▶ **Stated goal**
Compute how many lines in the entries below contain "myGov", and output nothing but the number.

Rows from a dataset
——
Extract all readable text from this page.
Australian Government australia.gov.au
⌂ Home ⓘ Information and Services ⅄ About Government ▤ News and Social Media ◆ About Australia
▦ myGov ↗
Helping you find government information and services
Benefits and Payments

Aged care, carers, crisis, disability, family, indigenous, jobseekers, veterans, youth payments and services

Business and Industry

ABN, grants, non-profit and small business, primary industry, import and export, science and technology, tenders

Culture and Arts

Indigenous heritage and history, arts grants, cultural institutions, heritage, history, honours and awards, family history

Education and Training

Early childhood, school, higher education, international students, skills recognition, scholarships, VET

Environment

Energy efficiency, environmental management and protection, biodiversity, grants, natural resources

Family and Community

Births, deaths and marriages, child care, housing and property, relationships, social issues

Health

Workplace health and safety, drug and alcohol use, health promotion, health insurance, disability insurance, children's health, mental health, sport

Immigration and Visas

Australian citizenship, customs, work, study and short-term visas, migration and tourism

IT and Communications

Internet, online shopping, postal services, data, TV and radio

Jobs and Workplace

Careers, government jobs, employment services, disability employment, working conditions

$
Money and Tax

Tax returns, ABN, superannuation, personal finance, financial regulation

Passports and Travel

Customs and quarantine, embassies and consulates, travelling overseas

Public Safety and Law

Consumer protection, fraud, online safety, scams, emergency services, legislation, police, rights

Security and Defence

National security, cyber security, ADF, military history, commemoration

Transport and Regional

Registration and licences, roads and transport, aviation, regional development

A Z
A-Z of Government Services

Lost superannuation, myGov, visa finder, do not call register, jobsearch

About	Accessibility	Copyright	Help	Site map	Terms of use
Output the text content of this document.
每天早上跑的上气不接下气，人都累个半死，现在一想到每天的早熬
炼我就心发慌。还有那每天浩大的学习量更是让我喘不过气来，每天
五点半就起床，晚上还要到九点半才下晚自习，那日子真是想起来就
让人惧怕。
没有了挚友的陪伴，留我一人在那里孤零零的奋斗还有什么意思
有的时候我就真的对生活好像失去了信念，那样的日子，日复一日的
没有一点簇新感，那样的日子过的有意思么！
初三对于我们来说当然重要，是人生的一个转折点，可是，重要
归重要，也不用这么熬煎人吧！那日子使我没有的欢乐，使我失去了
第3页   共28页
——
▶ **Exercise response**
2